> [Input rows]
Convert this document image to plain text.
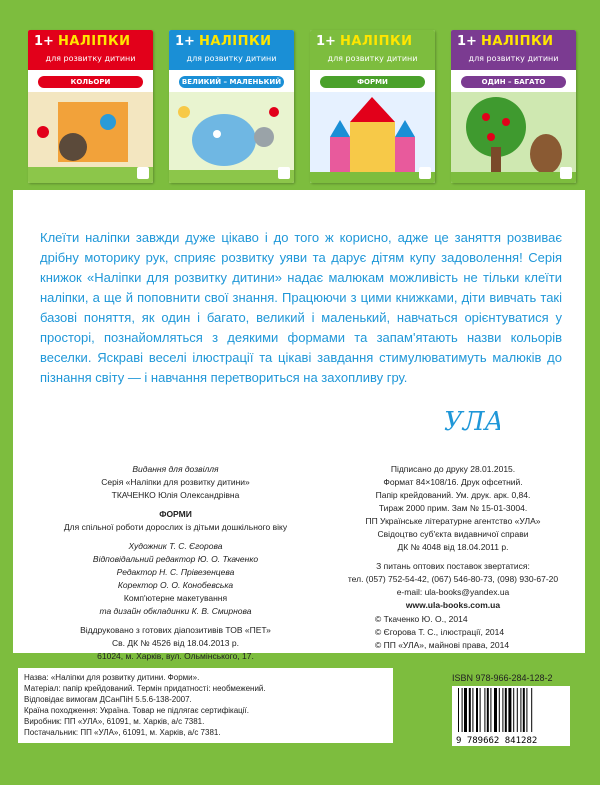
1+ НАЛІПКИ
для розвитку дитини
КОЛЬОРИ
1+ НАЛІПКИ
для розвитку дитини
ВЕЛИКИЙ – МАЛЕНЬКИЙ
1+ НАЛІПКИ
для розвитку дитини
ФОРМИ
1+ НАЛІПКИ
для розвитку дитини
ОДИН – БАГАТО

Клеїти наліпки завжди дуже цікаво і до того ж корисно, адже це заняття розвиває дрібну моторику рук, сприяє розвитку уяви та дарує дітям купу задоволення! Серія книжок «Наліпки для розвитку дитини» надає малюкам можливість не тільки клеїти наліпки, а ще й поповнити свої знання. Працюючи з цими книжками, діти вивчать такі базові поняття, як один і багато, великий і маленький, навчаться орієнтуватися у просторі, познайомляться з деякими формами та запам'ятають назви кольорів веселки. Яскраві веселі ілюстрації та цікаві завдання стимулюватимуть малюків до пізнання світу — і навчання перетвориться на захопливу гру.

УЛА
Видання для дозвілля
Серія «Наліпки для розвитку дитини»
ТКАЧЕНКО Юлія Олександрівна
ФОРМИ
Для спільної роботи дорослих із дітьми дошкільного віку
Художник Т. С. Єгорова
Відповідальний редактор Ю. О. Ткаченко
Редактор Н. С. Прівезенцева
Коректор О. О. Конобевська
Комп'ютерне макетування
та дизайн обкладинки К. В. Смирнова
Віддруковано з готових діапозитивів ТОВ «ПЕТ»
Св. ДК № 4526 від 18.04.2013 р.
61024, м. Харків, вул. Ольмінського, 17.
Підписано до друку 28.01.2015.
Формат 84×108/16. Друк офсетний.
Папір крейдований. Ум. друк. арк. 0,84.
Тираж 2000 прим. Зам № 15-01-3004.
ПП Українське літературне агентство «УЛА»
Свідоцтво суб'єкта видавничої справи
ДК № 4048 від 18.04.2011 р.
З питань оптових поставок звертатися:
тел. (057) 752-54-42, (067) 546-80-73, (098) 930-67-20
e-mail: ula-books@yandex.ua
www.ula-books.com.ua
© Ткаченко Ю. О., 2014
© Єгорова Т. С., ілюстрації, 2014
© ПП «УЛА», майнові права, 2014
Назва: «Наліпки для розвитку дитини. Форми».
Матеріал: папір крейдований. Термін придатності: необмежений.
Відповідає вимогам ДСанПіН 5.5.6-138-2007.
Країна походження: Україна. Товар не підлягає сертифікації.
Виробник: ПП «УЛА», 61091, м. Харків, а/с 7381.
Постачальник: ПП «УЛА», 61091, м. Харків, а/с 7381.
ISBN 978-966-284-128-2
9 789662 841282
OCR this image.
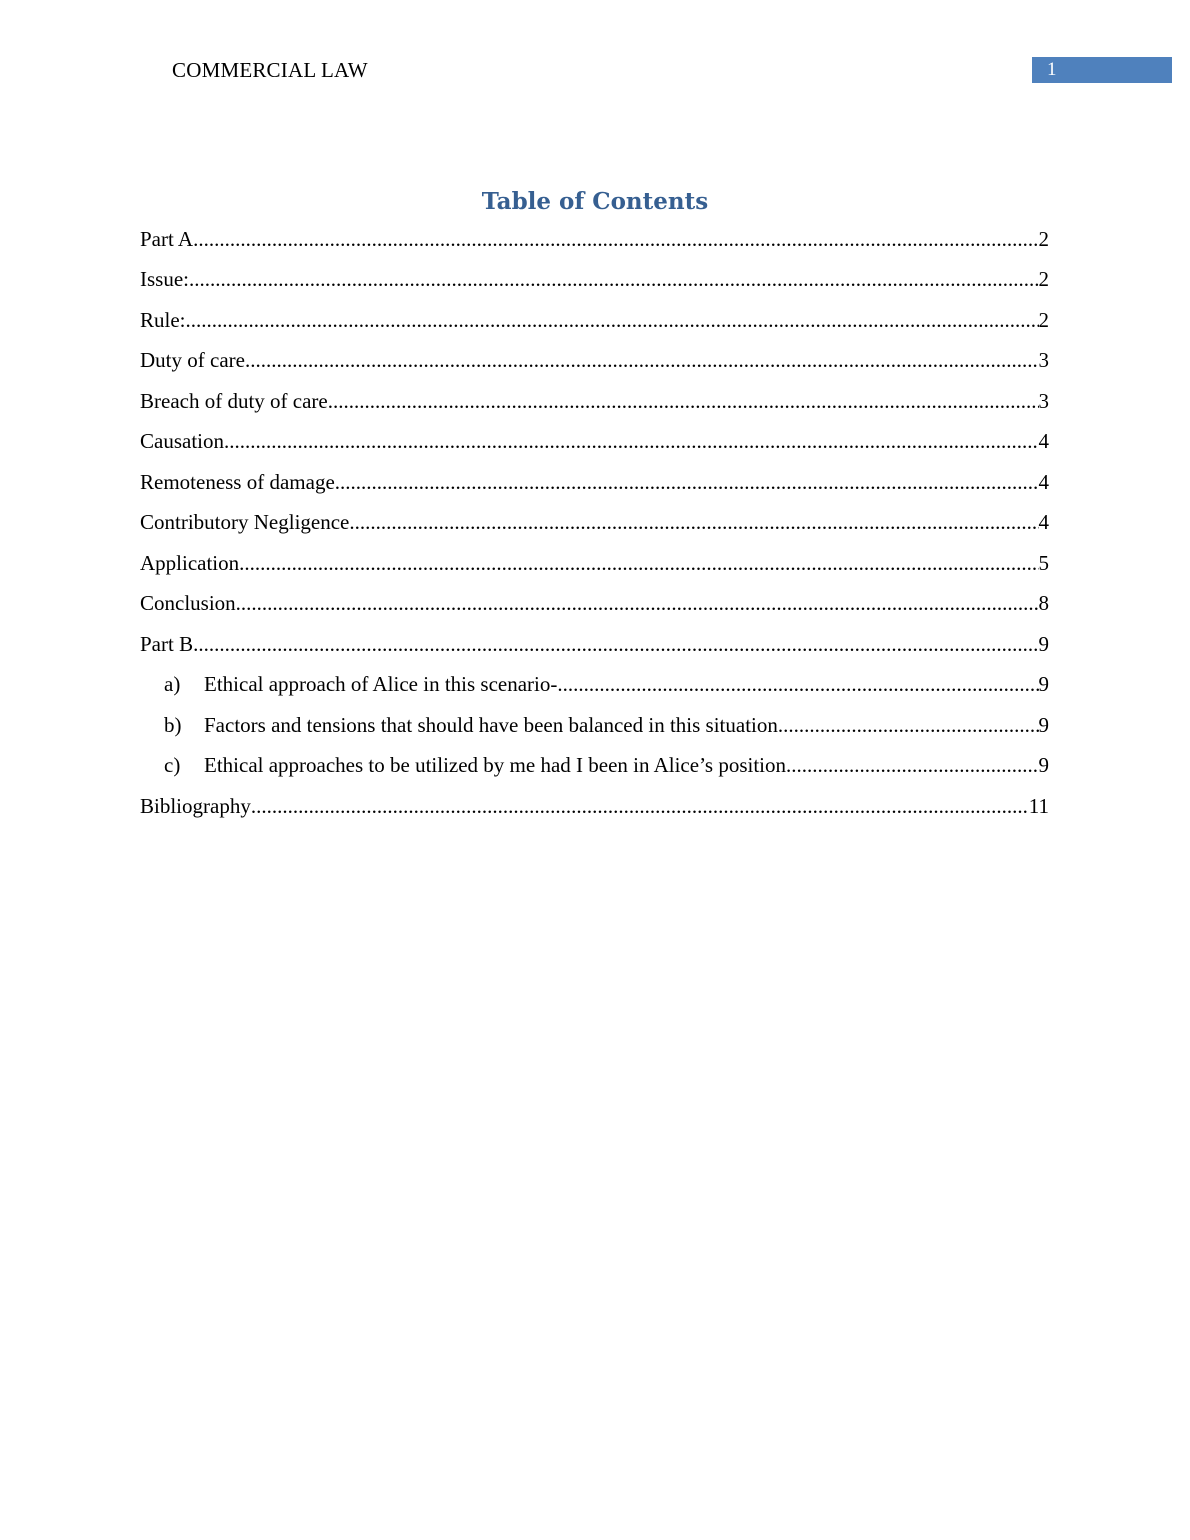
COMMERCIAL LAW	1
Table of Contents
Part A .....	2
Issue: .....	2
Rule: .....	2
Duty of care .....	3
Breach of duty of care .....	3
Causation .....	4
Remoteness of damage .....	4
Contributory Negligence .....	4
Application .....	5
Conclusion .....	8
Part B .....	9
a) Ethical approach of Alice in this scenario- .....	9
b) Factors and tensions that should have been balanced in this situation .....	9
c) Ethical approaches to be utilized by me had I been in Alice’s position .....	9
Bibliography .....	11
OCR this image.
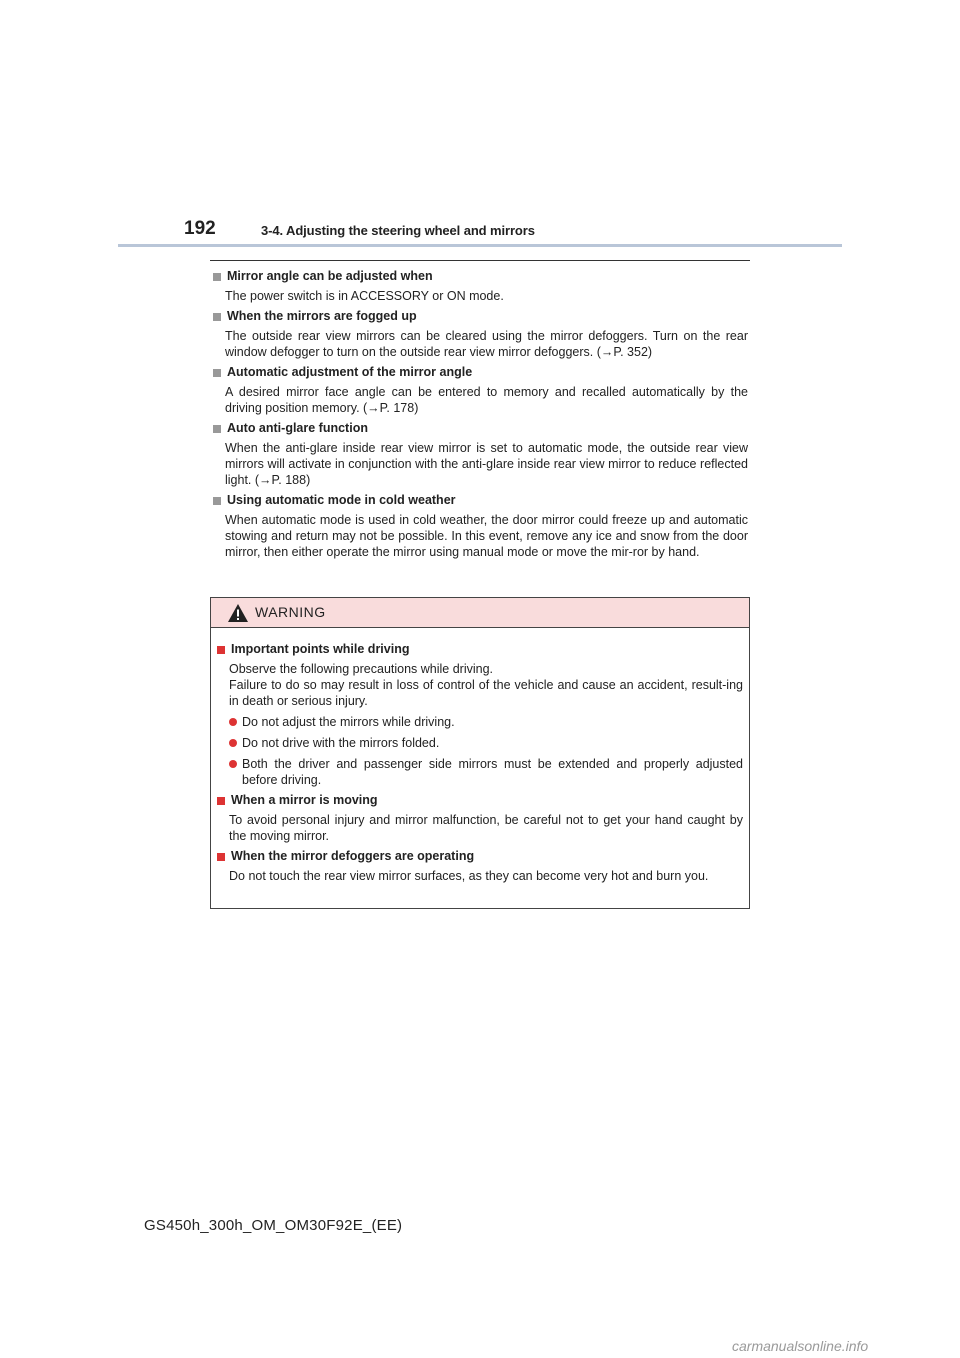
192	3-4. Adjusting the steering wheel and mirrors
Mirror angle can be adjusted when

The power switch is in ACCESSORY or ON mode.

When the mirrors are fogged up

The outside rear view mirrors can be cleared using the mirror defoggers. Turn on the rear window defogger to turn on the outside rear view mirror defoggers. (→P. 352)

Automatic adjustment of the mirror angle

A desired mirror face angle can be entered to memory and recalled automatically by the driving position memory. (→P. 178)

Auto anti-glare function

When the anti-glare inside rear view mirror is set to automatic mode, the outside rear view mirrors will activate in conjunction with the anti-glare inside rear view mirror to reduce reflected light. (→P. 188)

Using automatic mode in cold weather

When automatic mode is used in cold weather, the door mirror could freeze up and automatic stowing and return may not be possible. In this event, remove any ice and snow from the door mirror, then either operate the mirror using manual mode or move the mir-ror by hand.

WARNING
Important points while driving

Observe the following precautions while driving.

Failure to do so may result in loss of control of the vehicle and cause an accident, result-ing in death or serious injury.

Do not adjust the mirrors while driving.
Do not drive with the mirrors folded.
Both the driver and passenger side mirrors must be extended and properly adjusted before driving.
When a mirror is moving

To avoid personal injury and mirror malfunction, be careful not to get your hand caught by the moving mirror.

When the mirror defoggers are operating

Do not touch the rear view mirror surfaces, as they can become very hot and burn you.

GS450h_300h_OM_OM30F92E_(EE)
carmanualsonline.info
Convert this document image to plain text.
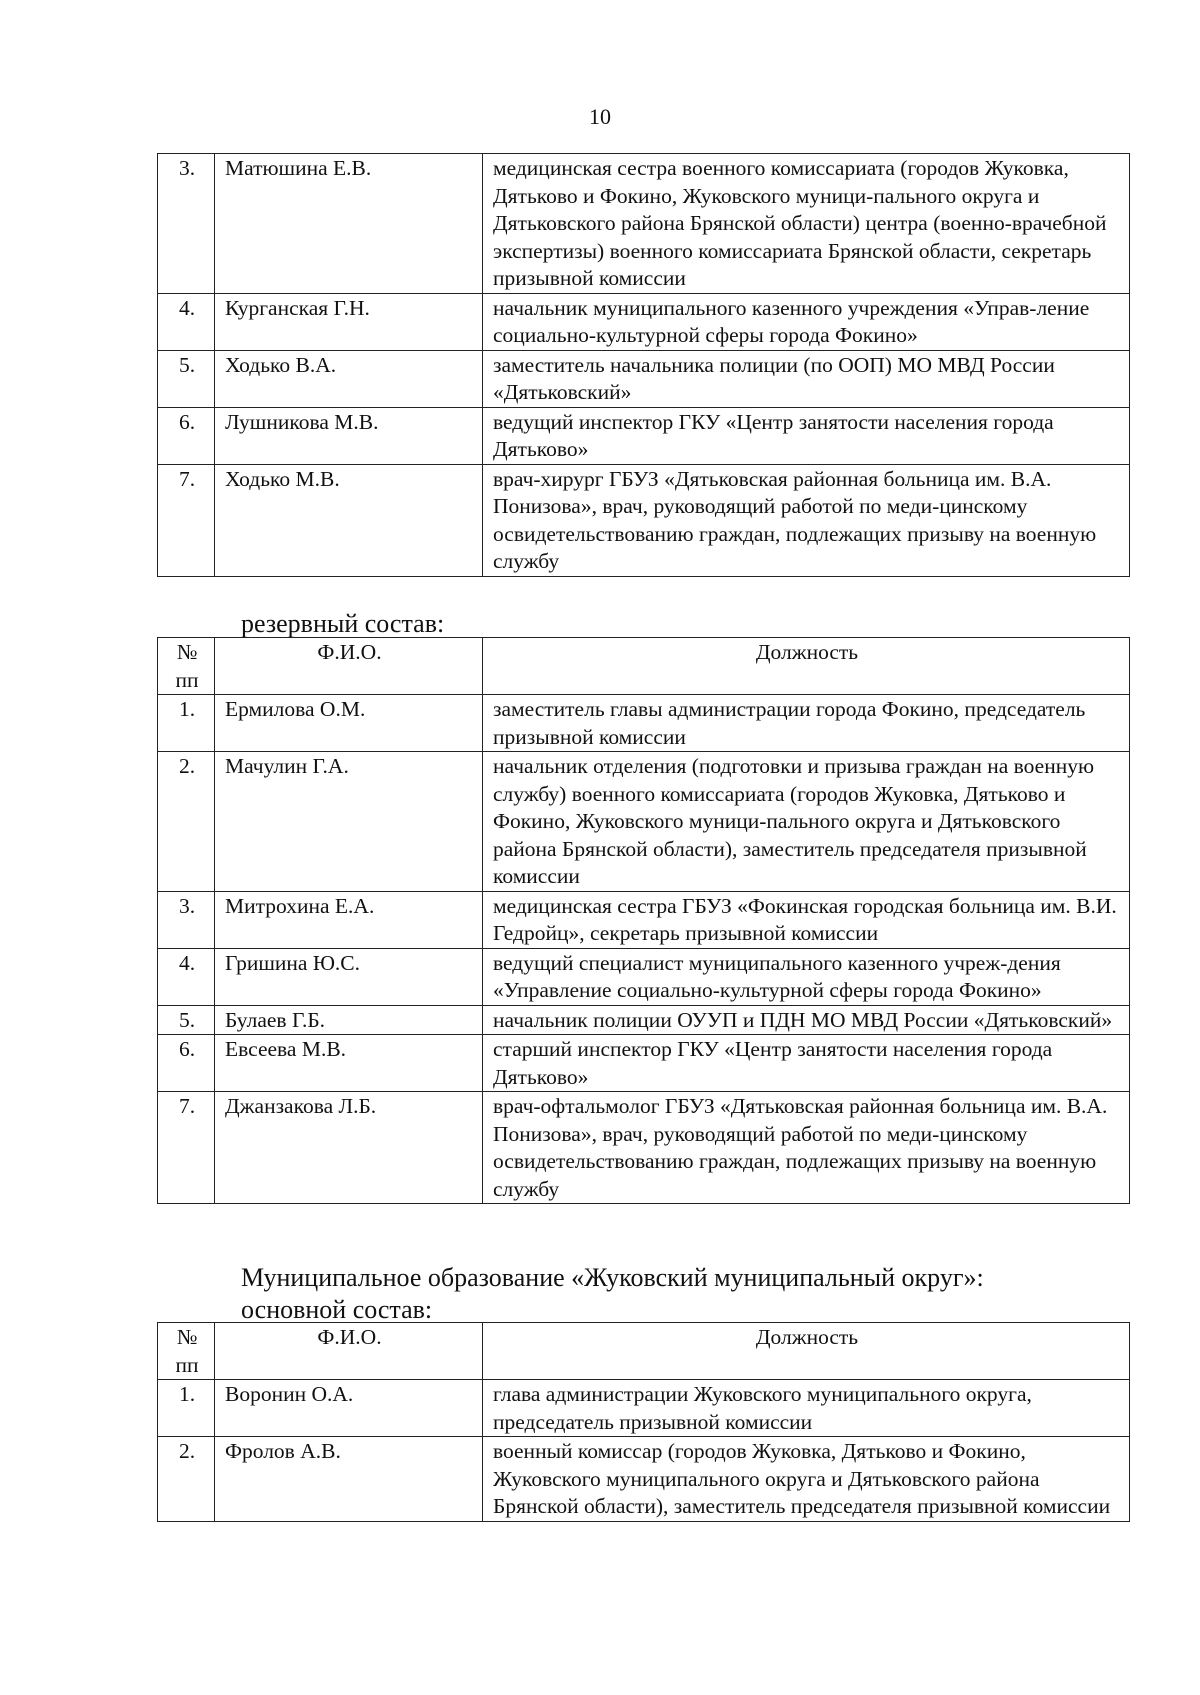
10
3.	Матюшина Е.В.	медицинская сестра военного комиссариата (городов Жуковка, Дятьково и Фокино, Жуковского муници-пального округа и Дятьковского района Брянской области) центра (военно-врачебной экспертизы) военного комиссариата Брянской области, секретарь призывной комиссии
4.	Курганская Г.Н.	начальник муниципального казенного учреждения «Управ-ление социально-культурной сферы города Фокино»
5.	Ходько В.А.	заместитель начальника полиции (по ООП) МО МВД России «Дятьковский»
6.	Лушникова М.В.	ведущий инспектор ГКУ «Центр занятости населения города Дятьково»
7.	Ходько М.В.	врач-хирург ГБУЗ «Дятьковская районная больница им. В.А. Понизова», врач, руководящий работой по меди-цинскому освидетельствованию граждан, подлежащих призыву на военную службу
резервный состав:
№ пп	Ф.И.О.	Должность
1.	Ермилова О.М.	заместитель главы администрации города Фокино, председатель призывной комиссии
2.	Мачулин Г.А.	начальник отделения (подготовки и призыва граждан на военную службу) военного комиссариата (городов Жуковка, Дятьково и Фокино, Жуковского муници-пального округа и Дятьковского района Брянской области), заместитель председателя призывной комиссии
3.	Митрохина Е.А.	медицинская сестра ГБУЗ «Фокинская городская больница им. В.И. Гедройц», секретарь призывной комиссии
4.	Гришина Ю.С.	ведущий специалист муниципального казенного учреж-дения «Управление социально-культурной сферы города Фокино»
5.	Булаев Г.Б.	начальник полиции ОУУП и ПДН МО МВД России «Дятьковский»
6.	Евсеева М.В.	старший инспектор ГКУ «Центр занятости населения города Дятьково»
7.	Джанзакова Л.Б.	врач-офтальмолог ГБУЗ «Дятьковская районная больница им. В.А. Понизова», врач, руководящий работой по меди-цинскому освидетельствованию граждан, подлежащих призыву на военную службу
Муниципальное образование «Жуковский муниципальный округ»:
основной состав:
№ пп	Ф.И.О.	Должность
1.	Воронин О.А.	глава администрации Жуковского муниципального округа, председатель призывной комиссии
2.	Фролов А.В.	военный комиссар (городов Жуковка, Дятьково и Фокино, Жуковского муниципального округа и Дятьковского района Брянской области), заместитель председателя призывной комиссии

> [Instructions for the task]
Extract the text of all the records above verbatim, excluding pictures.

> [Final answer]
Convert this document image to plain text.
1+ НАЛІПКИ
для розвитку дитини
КОЛЬОРИ
1+ НАЛІПКИ
для розвитку дитини
ВЕЛИКИЙ – МАЛЕНЬКИЙ
1+ НАЛІПКИ
для розвитку дитини
ФОРМИ
1+ НАЛІПКИ
для розвитку дитини
ОДИН – БАГАТО

Клеїти наліпки завжди дуже цікаво і до того ж корисно, адже це заняття розвиває дрібну моторику рук, сприяє розвитку уяви та дарує дітям купу задоволення! Серія книжок «Наліпки для розвитку дитини» надає малюкам можливість не тільки клеїти наліпки, а ще й поповнити свої знання. Працюючи з цими книжками, діти вивчать такі базові поняття, як один і багато, великий і маленький, навчаться орієнтуватися у просторі, познайомляться з деякими формами та запам'ятають назви кольорів веселки. Яскраві веселі ілюстрації та цікаві завдання стимулюватимуть малюків до пізнання світу — і навчання перетвориться на захопливу гру.

УЛА
Видання для дозвілля
Серія «Наліпки для розвитку дитини»
ТКАЧЕНКО Юлія Олександрівна
ФОРМИ
Для спільної роботи дорослих із дітьми дошкільного віку
Художник Т. С. Єгорова
Відповідальний редактор Ю. О. Ткаченко
Редактор Н. С. Прівезенцева
Коректор О. О. Конобевська
Комп'ютерне макетування
та дизайн обкладинки К. В. Смирнова
Віддруковано з готових діапозитивів ТОВ «ПЕТ»
Св. ДК № 4526 від 18.04.2013 р.
61024, м. Харків, вул. Ольмінського, 17.
Підписано до друку 28.01.2015.
Формат 84×108/16. Друк офсетний.
Папір крейдований. Ум. друк. арк. 0,84.
Тираж 2000 прим. Зам № 15-01-3004.
ПП Українське літературне агентство «УЛА»
Свідоцтво суб'єкта видавничої справи
ДК № 4048 від 18.04.2011 р.
З питань оптових поставок звертатися:
тел. (057) 752-54-42, (067) 546-80-73, (098) 930-67-20
e-mail: ula-books@yandex.ua
www.ula-books.com.ua
© Ткаченко Ю. О., 2014
© Єгорова Т. С., ілюстрації, 2014
© ПП «УЛА», майнові права, 2014
Назва: «Наліпки для розвитку дитини. Форми».
Матеріал: папір крейдований. Термін придатності: необмежений.
Відповідає вимогам ДСанПіН 5.5.6-138-2007.
Країна походження: Україна. Товар не підлягає сертифікації.
Виробник: ПП «УЛА», 61091, м. Харків, а/с 7381.
Постачальник: ПП «УЛА», 61091, м. Харків, а/с 7381.
ISBN 978-966-284-128-2
9 789662 841282
OCR this image.
COMMERCIAL LAW	1
Table of Contents
Part A .....	2
Issue: .....	2
Rule: .....	2
Duty of care .....	3
Breach of duty of care .....	3
Causation .....	4
Remoteness of damage .....	4
Contributory Negligence .....	4
Application .....	5
Conclusion .....	8
Part B .....	9
a) Ethical approach of Alice in this scenario- .....	9
b) Factors and tensions that should have been balanced in this situation .....	9
c) Ethical approaches to be utilized by me had I been in Alice’s position .....	9
Bibliography .....	11
OCR this image.
192	3-4. Adjusting the steering wheel and mirrors
Mirror angle can be adjusted when

The power switch is in ACCESSORY or ON mode.

When the mirrors are fogged up

The outside rear view mirrors can be cleared using the mirror defoggers. Turn on the rear window defogger to turn on the outside rear view mirror defoggers. (→P. 352)

Automatic adjustment of the mirror angle

A desired mirror face angle can be entered to memory and recalled automatically by the driving position memory. (→P. 178)

Auto anti-glare function

When the anti-glare inside rear view mirror is set to automatic mode, the outside rear view mirrors will activate in conjunction with the anti-glare inside rear view mirror to reduce reflected light. (→P. 188)

Using automatic mode in cold weather

When automatic mode is used in cold weather, the door mirror could freeze up and automatic stowing and return may not be possible. In this event, remove any ice and snow from the door mirror, then either operate the mirror using manual mode or move the mir-ror by hand.

WARNING
Important points while driving

Observe the following precautions while driving.

Failure to do so may result in loss of control of the vehicle and cause an accident, result-ing in death or serious injury.

Do not adjust the mirrors while driving.
Do not drive with the mirrors folded.
Both the driver and passenger side mirrors must be extended and properly adjusted before driving.
When a mirror is moving

To avoid personal injury and mirror malfunction, be careful not to get your hand caught by the moving mirror.

When the mirror defoggers are operating

Do not touch the rear view mirror surfaces, as they can become very hot and burn you.

GS450h_300h_OM_OM30F92E_(EE)
carmanualsonline.info
Convert this document image to plain text.
10
3.	Матюшина Е.В.	медицинская сестра военного комиссариата (городов Жуковка, Дятьково и Фокино, Жуковского муници-пального округа и Дятьковского района Брянской области) центра (военно-врачебной экспертизы) военного комиссариата Брянской области, секретарь призывной комиссии
4.	Курганская Г.Н.	начальник муниципального казенного учреждения «Управ-ление социально-культурной сферы города Фокино»
5.	Ходько В.А.	заместитель начальника полиции (по ООП) МО МВД России «Дятьковский»
6.	Лушникова М.В.	ведущий инспектор ГКУ «Центр занятости населения города Дятьково»
7.	Ходько М.В.	врач-хирург ГБУЗ «Дятьковская районная больница им. В.А. Понизова», врач, руководящий работой по меди-цинскому освидетельствованию граждан, подлежащих призыву на военную службу
резервный состав:
№ пп	Ф.И.О.	Должность
1.	Ермилова О.М.	заместитель главы администрации города Фокино, председатель призывной комиссии
2.	Мачулин Г.А.	начальник отделения (подготовки и призыва граждан на военную службу) военного комиссариата (городов Жуковка, Дятьково и Фокино, Жуковского муници-пального округа и Дятьковского района Брянской области), заместитель председателя призывной комиссии
3.	Митрохина Е.А.	медицинская сестра ГБУЗ «Фокинская городская больница им. В.И. Гедройц», секретарь призывной комиссии
4.	Гришина Ю.С.	ведущий специалист муниципального казенного учреж-дения «Управление социально-культурной сферы города Фокино»
5.	Булаев Г.Б.	начальник полиции ОУУП и ПДН МО МВД России «Дятьковский»
6.	Евсеева М.В.	старший инспектор ГКУ «Центр занятости населения города Дятьково»
7.	Джанзакова Л.Б.	врач-офтальмолог ГБУЗ «Дятьковская районная больница им. В.А. Понизова», врач, руководящий работой по меди-цинскому освидетельствованию граждан, подлежащих призыву на военную службу
Муниципальное образование «Жуковский муниципальный округ»:
основной состав:
№ пп	Ф.И.О.	Должность
1.	Воронин О.А.	глава администрации Жуковского муниципального округа, председатель призывной комиссии
2.	Фролов А.В.	военный комиссар (городов Жуковка, Дятьково и Фокино, Жуковского муниципального округа и Дятьковского района Брянской области), заместитель председателя призывной комиссии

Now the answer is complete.